● AIM:
Render every entry exactly as it appears.

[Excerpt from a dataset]

━━━━━━

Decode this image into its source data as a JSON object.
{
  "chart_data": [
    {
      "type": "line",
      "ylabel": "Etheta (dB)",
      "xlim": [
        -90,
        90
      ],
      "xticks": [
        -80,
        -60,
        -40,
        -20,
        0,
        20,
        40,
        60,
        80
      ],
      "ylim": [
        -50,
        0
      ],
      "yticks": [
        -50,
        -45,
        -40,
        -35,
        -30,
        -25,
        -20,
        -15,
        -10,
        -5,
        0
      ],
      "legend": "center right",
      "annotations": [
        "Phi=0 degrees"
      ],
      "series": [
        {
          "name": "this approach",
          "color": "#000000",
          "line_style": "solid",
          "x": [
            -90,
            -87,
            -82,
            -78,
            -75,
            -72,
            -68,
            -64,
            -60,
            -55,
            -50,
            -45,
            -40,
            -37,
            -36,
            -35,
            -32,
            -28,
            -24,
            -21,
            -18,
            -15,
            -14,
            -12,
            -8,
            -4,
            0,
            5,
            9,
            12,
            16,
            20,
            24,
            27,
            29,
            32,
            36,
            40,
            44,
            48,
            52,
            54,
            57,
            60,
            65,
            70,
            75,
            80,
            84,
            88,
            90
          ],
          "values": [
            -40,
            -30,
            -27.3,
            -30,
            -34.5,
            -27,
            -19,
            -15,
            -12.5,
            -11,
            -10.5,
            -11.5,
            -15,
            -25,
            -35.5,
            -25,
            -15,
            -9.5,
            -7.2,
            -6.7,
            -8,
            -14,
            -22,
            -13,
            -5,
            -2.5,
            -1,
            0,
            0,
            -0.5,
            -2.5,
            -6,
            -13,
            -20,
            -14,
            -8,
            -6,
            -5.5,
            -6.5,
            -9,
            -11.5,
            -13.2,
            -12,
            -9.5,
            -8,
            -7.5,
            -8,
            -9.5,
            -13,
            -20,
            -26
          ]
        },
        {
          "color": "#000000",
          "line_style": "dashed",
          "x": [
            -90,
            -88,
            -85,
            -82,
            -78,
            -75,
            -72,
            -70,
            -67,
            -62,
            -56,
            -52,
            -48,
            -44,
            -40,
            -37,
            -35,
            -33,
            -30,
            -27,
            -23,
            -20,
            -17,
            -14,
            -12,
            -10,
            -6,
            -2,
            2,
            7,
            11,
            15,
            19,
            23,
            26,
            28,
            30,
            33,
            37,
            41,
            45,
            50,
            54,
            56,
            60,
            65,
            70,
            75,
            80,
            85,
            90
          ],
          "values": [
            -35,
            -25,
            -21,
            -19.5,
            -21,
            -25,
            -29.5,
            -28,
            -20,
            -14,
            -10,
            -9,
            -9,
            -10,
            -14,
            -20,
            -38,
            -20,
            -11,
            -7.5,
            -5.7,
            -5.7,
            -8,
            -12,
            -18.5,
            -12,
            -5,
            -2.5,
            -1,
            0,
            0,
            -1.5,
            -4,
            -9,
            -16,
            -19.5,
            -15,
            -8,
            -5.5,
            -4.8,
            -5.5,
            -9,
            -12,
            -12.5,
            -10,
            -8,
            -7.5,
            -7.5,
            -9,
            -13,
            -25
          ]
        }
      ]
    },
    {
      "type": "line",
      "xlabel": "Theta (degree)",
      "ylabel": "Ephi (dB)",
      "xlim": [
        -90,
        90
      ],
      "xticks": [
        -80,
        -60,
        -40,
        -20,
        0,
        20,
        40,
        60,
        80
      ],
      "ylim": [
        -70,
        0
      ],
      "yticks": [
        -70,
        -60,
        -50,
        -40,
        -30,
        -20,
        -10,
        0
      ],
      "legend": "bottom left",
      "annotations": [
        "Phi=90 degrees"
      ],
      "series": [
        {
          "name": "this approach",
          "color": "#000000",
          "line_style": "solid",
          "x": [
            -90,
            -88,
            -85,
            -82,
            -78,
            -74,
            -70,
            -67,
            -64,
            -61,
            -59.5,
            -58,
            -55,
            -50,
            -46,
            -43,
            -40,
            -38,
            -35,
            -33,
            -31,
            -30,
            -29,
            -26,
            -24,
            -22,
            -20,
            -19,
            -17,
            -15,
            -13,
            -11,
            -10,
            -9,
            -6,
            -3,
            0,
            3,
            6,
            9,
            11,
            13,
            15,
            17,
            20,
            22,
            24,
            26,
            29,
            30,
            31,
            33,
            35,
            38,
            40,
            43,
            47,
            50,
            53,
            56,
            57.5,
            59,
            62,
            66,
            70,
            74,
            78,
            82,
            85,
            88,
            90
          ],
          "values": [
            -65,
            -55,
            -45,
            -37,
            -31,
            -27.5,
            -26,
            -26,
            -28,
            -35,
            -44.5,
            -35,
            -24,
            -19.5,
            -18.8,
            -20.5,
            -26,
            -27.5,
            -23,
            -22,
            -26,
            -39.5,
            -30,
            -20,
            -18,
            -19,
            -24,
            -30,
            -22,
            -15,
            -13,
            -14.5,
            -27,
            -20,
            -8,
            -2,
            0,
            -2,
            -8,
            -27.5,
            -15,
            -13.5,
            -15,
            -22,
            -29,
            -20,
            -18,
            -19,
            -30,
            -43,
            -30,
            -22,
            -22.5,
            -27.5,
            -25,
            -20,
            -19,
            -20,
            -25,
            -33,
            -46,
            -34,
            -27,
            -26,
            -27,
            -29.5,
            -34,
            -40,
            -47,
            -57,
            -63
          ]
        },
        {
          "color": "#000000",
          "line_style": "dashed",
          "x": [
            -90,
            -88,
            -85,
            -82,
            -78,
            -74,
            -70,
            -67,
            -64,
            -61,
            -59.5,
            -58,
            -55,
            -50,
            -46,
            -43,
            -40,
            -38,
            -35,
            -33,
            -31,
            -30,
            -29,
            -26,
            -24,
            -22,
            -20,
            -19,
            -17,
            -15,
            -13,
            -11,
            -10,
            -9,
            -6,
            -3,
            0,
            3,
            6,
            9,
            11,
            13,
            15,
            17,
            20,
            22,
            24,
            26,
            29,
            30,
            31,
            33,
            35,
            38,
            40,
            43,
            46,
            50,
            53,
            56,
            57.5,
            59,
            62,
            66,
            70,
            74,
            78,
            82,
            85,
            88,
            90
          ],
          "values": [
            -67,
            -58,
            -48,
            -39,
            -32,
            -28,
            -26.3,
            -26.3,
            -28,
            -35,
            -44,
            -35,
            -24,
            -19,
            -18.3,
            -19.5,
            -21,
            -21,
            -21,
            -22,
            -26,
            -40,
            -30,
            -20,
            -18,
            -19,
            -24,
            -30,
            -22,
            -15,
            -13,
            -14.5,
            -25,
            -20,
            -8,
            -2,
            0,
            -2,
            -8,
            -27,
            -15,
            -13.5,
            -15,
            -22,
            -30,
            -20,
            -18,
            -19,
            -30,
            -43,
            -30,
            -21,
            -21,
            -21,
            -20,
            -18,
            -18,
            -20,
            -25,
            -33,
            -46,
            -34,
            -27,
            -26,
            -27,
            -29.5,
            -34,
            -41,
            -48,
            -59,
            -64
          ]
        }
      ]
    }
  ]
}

━━━━━━

● ANSWER TO THE TASK:
Decode this image into its source data as a JSON object.
{
  "chart_data": [
    {
      "type": "line",
      "ylabel": "Etheta (dB)",
      "xlim": [
        -90,
        90
      ],
      "xticks": [
        -80,
        -60,
        -40,
        -20,
        0,
        20,
        40,
        60,
        80
      ],
      "ylim": [
        -50,
        0
      ],
      "yticks": [
        -50,
        -45,
        -40,
        -35,
        -30,
        -25,
        -20,
        -15,
        -10,
        -5,
        0
      ],
      "legend": "center right",
      "annotations": [
        "Phi=0 degrees"
      ],
      "series": [
        {
          "name": "this approach",
          "color": "#000000",
          "line_style": "solid",
          "x": [
            -90,
            -87,
            -82,
            -78,
            -75,
            -72,
            -68,
            -64,
            -60,
            -55,
            -50,
            -45,
            -40,
            -37,
            -36,
            -35,
            -32,
            -28,
            -24,
            -21,
            -18,
            -15,
            -14,
            -12,
            -8,
            -4,
            0,
            5,
            9,
            12,
            16,
            20,
            24,
            27,
            29,
            32,
            36,
            40,
            44,
            48,
            52,
            54,
            57,
            60,
            65,
            70,
            75,
            80,
            84,
            88,
            90
          ],
          "values": [
            -40,
            -30,
            -27.3,
            -30,
            -34.5,
            -27,
            -19,
            -15,
            -12.5,
            -11,
            -10.5,
            -11.5,
            -15,
            -25,
            -35.5,
            -25,
            -15,
            -9.5,
            -7.2,
            -6.7,
            -8,
            -14,
            -22,
            -13,
            -5,
            -2.5,
            -1,
            0,
            0,
            -0.5,
            -2.5,
            -6,
            -13,
            -20,
            -14,
            -8,
            -6,
            -5.5,
            -6.5,
            -9,
            -11.5,
            -13.2,
            -12,
            -9.5,
            -8,
            -7.5,
            -8,
            -9.5,
            -13,
            -20,
            -26
          ]
        },
        {
          "color": "#000000",
          "line_style": "dashed",
          "x": [
            -90,
            -88,
            -85,
            -82,
            -78,
            -75,
            -72,
            -70,
            -67,
            -62,
            -56,
            -52,
            -48,
            -44,
            -40,
            -37,
            -35,
            -33,
            -30,
            -27,
            -23,
            -20,
            -17,
            -14,
            -12,
            -10,
            -6,
            -2,
            2,
            7,
            11,
            15,
            19,
            23,
            26,
            28,
            30,
            33,
            37,
            41,
            45,
            50,
            54,
            56,
            60,
            65,
            70,
            75,
            80,
            85,
            90
          ],
          "values": [
            -35,
            -25,
            -21,
            -19.5,
            -21,
            -25,
            -29.5,
            -28,
            -20,
            -14,
            -10,
            -9,
            -9,
            -10,
            -14,
            -20,
            -38,
            -20,
            -11,
            -7.5,
            -5.7,
            -5.7,
            -8,
            -12,
            -18.5,
            -12,
            -5,
            -2.5,
            -1,
            0,
            0,
            -1.5,
            -4,
            -9,
            -16,
            -19.5,
            -15,
            -8,
            -5.5,
            -4.8,
            -5.5,
            -9,
            -12,
            -12.5,
            -10,
            -8,
            -7.5,
            -7.5,
            -9,
            -13,
            -25
          ]
        }
      ]
    },
    {
      "type": "line",
      "xlabel": "Theta (degree)",
      "ylabel": "Ephi (dB)",
      "xlim": [
        -90,
        90
      ],
      "xticks": [
        -80,
        -60,
        -40,
        -20,
        0,
        20,
        40,
        60,
        80
      ],
      "ylim": [
        -70,
        0
      ],
      "yticks": [
        -70,
        -60,
        -50,
        -40,
        -30,
        -20,
        -10,
        0
      ],
      "legend": "bottom left",
      "annotations": [
        "Phi=90 degrees"
      ],
      "series": [
        {
          "name": "this approach",
          "color": "#000000",
          "line_style": "solid",
          "x": [
            -90,
            -88,
            -85,
            -82,
            -78,
            -74,
            -70,
            -67,
            -64,
            -61,
            -59.5,
            -58,
            -55,
            -50,
            -46,
            -43,
            -40,
            -38,
            -35,
            -33,
            -31,
            -30,
            -29,
            -26,
            -24,
            -22,
            -20,
            -19,
            -17,
            -15,
            -13,
            -11,
            -10,
            -9,
            -6,
            -3,
            0,
            3,
            6,
            9,
            11,
            13,
            15,
            17,
            20,
            22,
            24,
            26,
            29,
            30,
            31,
            33,
            35,
            38,
            40,
            43,
            47,
            50,
            53,
            56,
            57.5,
            59,
            62,
            66,
            70,
            74,
            78,
            82,
            85,
            88,
            90
          ],
          "values": [
            -65,
            -55,
            -45,
            -37,
            -31,
            -27.5,
            -26,
            -26,
            -28,
            -35,
            -44.5,
            -35,
            -24,
            -19.5,
            -18.8,
            -20.5,
            -26,
            -27.5,
            -23,
            -22,
            -26,
            -39.5,
            -30,
            -20,
            -18,
            -19,
            -24,
            -30,
            -22,
            -15,
            -13,
            -14.5,
            -27,
            -20,
            -8,
            -2,
            0,
            -2,
            -8,
            -27.5,
            -15,
            -13.5,
            -15,
            -22,
            -29,
            -20,
            -18,
            -19,
            -30,
            -43,
            -30,
            -22,
            -22.5,
            -27.5,
            -25,
            -20,
            -19,
            -20,
            -25,
            -33,
            -46,
            -34,
            -27,
            -26,
            -27,
            -29.5,
            -34,
            -40,
            -47,
            -57,
            -63
          ]
        },
        {
          "color": "#000000",
          "line_style": "dashed",
          "x": [
            -90,
            -88,
            -85,
            -82,
            -78,
            -74,
            -70,
            -67,
            -64,
            -61,
            -59.5,
            -58,
            -55,
            -50,
            -46,
            -43,
            -40,
            -38,
            -35,
            -33,
            -31,
            -30,
            -29,
            -26,
            -24,
            -22,
            -20,
            -19,
            -17,
            -15,
            -13,
            -11,
            -10,
            -9,
            -6,
            -3,
            0,
            3,
            6,
            9,
            11,
            13,
            15,
            17,
            20,
            22,
            24,
            26,
            29,
            30,
            31,
            33,
            35,
            38,
            40,
            43,
            46,
            50,
            53,
            56,
            57.5,
            59,
            62,
            66,
            70,
            74,
            78,
            82,
            85,
            88,
            90
          ],
          "values": [
            -67,
            -58,
            -48,
            -39,
            -32,
            -28,
            -26.3,
            -26.3,
            -28,
            -35,
            -44,
            -35,
            -24,
            -19,
            -18.3,
            -19.5,
            -21,
            -21,
            -21,
            -22,
            -26,
            -40,
            -30,
            -20,
            -18,
            -19,
            -24,
            -30,
            -22,
            -15,
            -13,
            -14.5,
            -25,
            -20,
            -8,
            -2,
            0,
            -2,
            -8,
            -27,
            -15,
            -13.5,
            -15,
            -22,
            -30,
            -20,
            -18,
            -19,
            -30,
            -43,
            -30,
            -21,
            -21,
            -21,
            -20,
            -18,
            -18,
            -20,
            -25,
            -33,
            -46,
            -34,
            -27,
            -26,
            -27,
            -29.5,
            -34,
            -41,
            -48,
            -59,
            -64
          ]
        }
      ]
    }
  ]
}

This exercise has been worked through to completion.